— Start Recorded data —

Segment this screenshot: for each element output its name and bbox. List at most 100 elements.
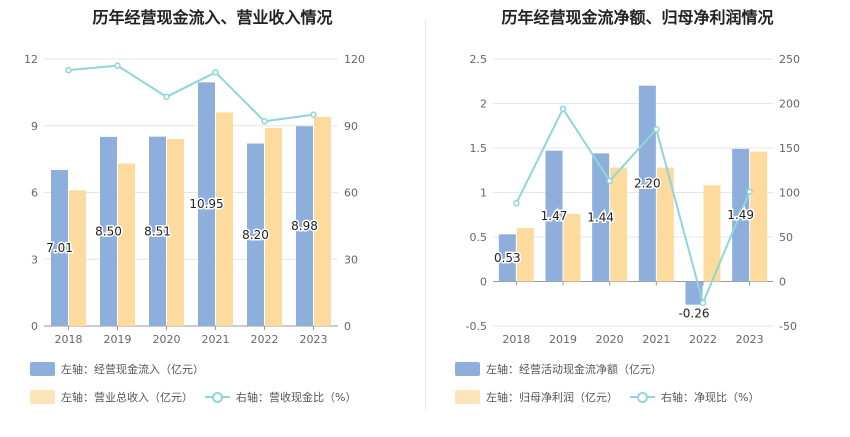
data-label: -0.26 — [678, 307, 709, 321]
legend-item[interactable]: 左轴：经营现金流入（亿元） — [30, 361, 204, 377]
x-tick-label: 2023 — [300, 333, 328, 346]
data-label: 1.47 — [541, 209, 568, 223]
y-tick-label-right: 0 — [344, 320, 351, 333]
legend-swatch — [30, 390, 55, 404]
data-label: 8.51 — [144, 224, 171, 238]
y-tick-label-left: 1 — [480, 187, 487, 200]
data-label: 7.01 — [46, 241, 73, 255]
bar-primary — [100, 136, 117, 326]
legend-line-swatch — [630, 390, 655, 404]
legend-item[interactable]: 左轴：营业总收入（亿元） — [30, 389, 193, 405]
legend-label: 左轴：营业总收入（亿元） — [61, 391, 193, 404]
x-tick-label: 2022 — [251, 333, 279, 346]
y-tick-label-right: 50 — [779, 231, 793, 244]
y-tick-label-left: 6 — [31, 187, 38, 200]
bar-secondary — [314, 116, 331, 326]
bar-primary — [198, 82, 215, 326]
bar-primary — [247, 143, 264, 326]
data-label: 8.20 — [242, 228, 269, 242]
ratio-line — [515, 106, 751, 306]
y-tick-label-right: 250 — [779, 53, 800, 66]
x-tick-label: 2020 — [153, 333, 181, 346]
y-tick-label-left: 0.5 — [470, 231, 488, 244]
y-tick-label-right: 30 — [344, 253, 358, 266]
bar-secondary — [118, 163, 135, 326]
ratio-point — [114, 62, 121, 69]
panel-divider — [425, 20, 426, 410]
y-tick-label-right: 120 — [344, 53, 365, 66]
y-tick-label-left: 0 — [480, 276, 487, 289]
legend-label: 右轴：营收现金比（%） — [236, 391, 357, 404]
ratio-point — [65, 66, 72, 74]
ratio-point — [513, 199, 520, 207]
y-tick-label-left: 2 — [480, 98, 487, 111]
chart-panel-net-cash: 历年经营现金流净额、归母净利润情况 -0.5 0 0.5 1 1.5 2 2.5 -50 0 50… — [425, 0, 850, 437]
bar-primary — [149, 136, 166, 326]
legend-item[interactable]: 左轴：经营活动现金流净额（亿元） — [455, 361, 662, 377]
bar-secondary — [703, 185, 721, 282]
y-tick-label-left: -0.5 — [466, 320, 487, 333]
data-label: 8.50 — [95, 224, 122, 238]
legend-swatch — [455, 362, 480, 376]
y-tick-label-left: 2.5 — [470, 53, 488, 66]
y-tick-label-left: 12 — [24, 53, 38, 66]
x-tick-label: 2019 — [104, 333, 132, 346]
bar-secondary — [516, 228, 534, 282]
x-tick-label: 2021 — [642, 333, 670, 346]
legend-item[interactable]: 左轴：归母净利润（亿元） — [455, 389, 618, 405]
legend: 左轴：经营现金流入（亿元） 左轴：营业总收入（亿元） 右轴：营收现金比（%） — [30, 355, 420, 411]
y-tick-label-right: 0 — [779, 276, 786, 289]
x-tick-label: 2018 — [55, 333, 83, 346]
legend-item[interactable]: 右轴：营收现金比（%） — [205, 389, 356, 405]
y-tick-label-right: 200 — [779, 98, 800, 111]
legend-line-swatch — [205, 390, 230, 404]
legend-label: 左轴：经营现金流入（亿元） — [61, 363, 204, 376]
ratio-point — [699, 299, 707, 307]
ratio-point — [606, 177, 613, 185]
ratio-point — [559, 105, 567, 113]
ratio-point — [653, 126, 660, 133]
legend-label: 左轴：归母净利润（亿元） — [486, 391, 618, 404]
x-tick-label: 2020 — [596, 333, 624, 346]
ratio-point — [261, 118, 268, 125]
bar-secondary — [656, 167, 674, 282]
x-tick-label: 2023 — [736, 333, 764, 346]
data-label: 8.98 — [291, 219, 318, 233]
data-label: 1.49 — [727, 208, 754, 222]
x-tick-label: 2022 — [689, 333, 717, 346]
bar-primary — [545, 150, 563, 282]
y-tick-label-right: 150 — [779, 142, 800, 155]
y-tick-label-left: 0 — [31, 320, 38, 333]
y-tick-label-left: 9 — [31, 120, 38, 133]
y-tick-label-left: 3 — [31, 253, 38, 266]
legend-label: 左轴：经营活动现金流净额（亿元） — [486, 363, 662, 376]
chart-title: 历年经营现金流入、营业收入情况 — [92, 8, 333, 27]
legend-swatch — [455, 390, 480, 404]
data-label: 2.20 — [634, 177, 661, 191]
legend-swatch — [30, 362, 55, 376]
bar-secondary — [167, 139, 184, 326]
bar-secondary — [750, 151, 768, 282]
y-tick-label-right: 90 — [344, 120, 358, 133]
data-label: 0.53 — [494, 251, 521, 265]
legend-item[interactable]: 右轴：净现比（%） — [630, 389, 759, 405]
bar-primary — [592, 153, 610, 282]
y-tick-label-right: 60 — [344, 187, 358, 200]
bar-secondary — [563, 213, 581, 282]
bar-primary — [51, 170, 68, 326]
legend: 左轴：经营活动现金流净额（亿元） 左轴：归母净利润（亿元） 右轴：净现比（%） — [455, 355, 845, 411]
x-tick-label: 2019 — [549, 333, 577, 346]
chart-title: 历年经营现金流净额、归母净利润情况 — [501, 8, 774, 27]
bar-primary — [498, 234, 516, 282]
ratio-point — [310, 111, 317, 118]
ratio-point — [212, 69, 219, 76]
data-label: 1.44 — [587, 210, 614, 224]
chart-panel-cash-inflow: 历年经营现金流入、营业收入情况 0 3 6 9 12 0 30 60 90 120 2018 2019… — [24, 8, 420, 411]
ratio-point — [163, 93, 170, 101]
ratio-line — [68, 64, 314, 123]
bar-secondary — [216, 112, 233, 327]
chart-plot: -0.5 0 0.5 1 1.5 2 2.5 -50 0 50 100 150 200 250 2018 20… — [466, 53, 800, 346]
legend-label: 右轴：净现比（%） — [661, 391, 760, 404]
bar-secondary — [69, 190, 86, 326]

— End Recorded data —

What you will do
Quote every line of the listing above word for word, leaving out the pictures.

Output of the exercise
Segment this screenshot: for each element output its name and bbox. List at most 100 elements.
data-label: -0.26 — [678, 307, 709, 321]
legend-item[interactable]: 左轴：经营现金流入（亿元） — [30, 361, 204, 377]
x-tick-label: 2023 — [300, 333, 328, 346]
data-label: 1.47 — [541, 209, 568, 223]
y-tick-label-right: 0 — [344, 320, 351, 333]
legend-swatch — [30, 390, 55, 404]
data-label: 8.51 — [144, 224, 171, 238]
y-tick-label-left: 1 — [480, 187, 487, 200]
data-label: 7.01 — [46, 241, 73, 255]
bar-primary — [100, 136, 117, 326]
legend-line-swatch — [630, 390, 655, 404]
legend-item[interactable]: 左轴：营业总收入（亿元） — [30, 389, 193, 405]
legend-label: 左轴：营业总收入（亿元） — [61, 391, 193, 404]
x-tick-label: 2022 — [251, 333, 279, 346]
y-tick-label-right: 50 — [779, 231, 793, 244]
y-tick-label-left: 6 — [31, 187, 38, 200]
bar-secondary — [314, 116, 331, 326]
bar-primary — [198, 82, 215, 326]
bar-primary — [247, 143, 264, 326]
data-label: 8.20 — [242, 228, 269, 242]
ratio-line — [515, 106, 751, 306]
y-tick-label-right: 250 — [779, 53, 800, 66]
x-tick-label: 2020 — [153, 333, 181, 346]
y-tick-label-left: 0.5 — [470, 231, 488, 244]
y-tick-label-right: 30 — [344, 253, 358, 266]
bar-secondary — [118, 163, 135, 326]
ratio-point — [114, 62, 121, 69]
panel-divider — [425, 20, 426, 410]
y-tick-label-right: 120 — [344, 53, 365, 66]
y-tick-label-left: 0 — [480, 276, 487, 289]
legend-label: 右轴：营收现金比（%） — [236, 391, 357, 404]
ratio-point — [65, 66, 72, 74]
ratio-point — [513, 199, 520, 207]
y-tick-label-left: 2 — [480, 98, 487, 111]
chart-panel-net-cash: 历年经营现金流净额、归母净利润情况 -0.5 0 0.5 1 1.5 2 2.5 -50 0 50… — [425, 0, 850, 437]
bar-primary — [149, 136, 166, 326]
legend-item[interactable]: 左轴：经营活动现金流净额（亿元） — [455, 361, 662, 377]
bar-secondary — [703, 185, 721, 282]
y-tick-label-left: -0.5 — [466, 320, 487, 333]
data-label: 8.50 — [95, 224, 122, 238]
legend-swatch — [455, 362, 480, 376]
y-tick-label-left: 2.5 — [470, 53, 488, 66]
y-tick-label-left: 12 — [24, 53, 38, 66]
x-tick-label: 2019 — [104, 333, 132, 346]
bar-secondary — [516, 228, 534, 282]
x-tick-label: 2021 — [642, 333, 670, 346]
legend-item[interactable]: 左轴：归母净利润（亿元） — [455, 389, 618, 405]
legend: 左轴：经营现金流入（亿元） 左轴：营业总收入（亿元） 右轴：营收现金比（%） — [30, 355, 420, 411]
y-tick-label-right: 0 — [779, 276, 786, 289]
x-tick-label: 2018 — [55, 333, 83, 346]
legend-item[interactable]: 右轴：营收现金比（%） — [205, 389, 356, 405]
y-tick-label-right: 200 — [779, 98, 800, 111]
legend-line-swatch — [205, 390, 230, 404]
legend-label: 左轴：经营现金流入（亿元） — [61, 363, 204, 376]
ratio-point — [699, 299, 707, 307]
ratio-point — [606, 177, 613, 185]
ratio-point — [559, 105, 567, 113]
ratio-point — [653, 126, 660, 133]
legend-label: 左轴：归母净利润（亿元） — [486, 391, 618, 404]
x-tick-label: 2020 — [596, 333, 624, 346]
ratio-point — [261, 118, 268, 125]
bar-secondary — [656, 167, 674, 282]
x-tick-label: 2023 — [736, 333, 764, 346]
data-label: 8.98 — [291, 219, 318, 233]
data-label: 1.49 — [727, 208, 754, 222]
x-tick-label: 2022 — [689, 333, 717, 346]
bar-primary — [545, 150, 563, 282]
y-tick-label-right: 150 — [779, 142, 800, 155]
y-tick-label-left: 0 — [31, 320, 38, 333]
y-tick-label-left: 9 — [31, 120, 38, 133]
y-tick-label-left: 3 — [31, 253, 38, 266]
legend-label: 左轴：经营活动现金流净额（亿元） — [486, 363, 662, 376]
chart-title: 历年经营现金流入、营业收入情况 — [92, 8, 333, 27]
legend-swatch — [455, 390, 480, 404]
data-label: 2.20 — [634, 177, 661, 191]
legend-swatch — [30, 362, 55, 376]
bar-secondary — [167, 139, 184, 326]
bar-secondary — [750, 151, 768, 282]
y-tick-label-right: 90 — [344, 120, 358, 133]
data-label: 0.53 — [494, 251, 521, 265]
legend-item[interactable]: 右轴：净现比（%） — [630, 389, 759, 405]
bar-primary — [592, 153, 610, 282]
y-tick-label-right: 60 — [344, 187, 358, 200]
bar-secondary — [563, 213, 581, 282]
bar-primary — [51, 170, 68, 326]
legend: 左轴：经营活动现金流净额（亿元） 左轴：归母净利润（亿元） 右轴：净现比（%） — [455, 355, 845, 411]
x-tick-label: 2019 — [549, 333, 577, 346]
chart-title: 历年经营现金流净额、归母净利润情况 — [501, 8, 774, 27]
bar-primary — [498, 234, 516, 282]
ratio-point — [310, 111, 317, 118]
ratio-point — [212, 69, 219, 76]
data-label: 1.44 — [587, 210, 614, 224]
chart-panel-cash-inflow: 历年经营现金流入、营业收入情况 0 3 6 9 12 0 30 60 90 120 2018 2019… — [24, 8, 420, 411]
ratio-point — [163, 93, 170, 101]
ratio-line — [68, 64, 314, 123]
bar-secondary — [216, 112, 233, 327]
chart-plot: -0.5 0 0.5 1 1.5 2 2.5 -50 0 50 100 150 200 250 2018 20… — [466, 53, 800, 346]
legend-label: 右轴：净现比（%） — [661, 391, 760, 404]
bar-secondary — [69, 190, 86, 326]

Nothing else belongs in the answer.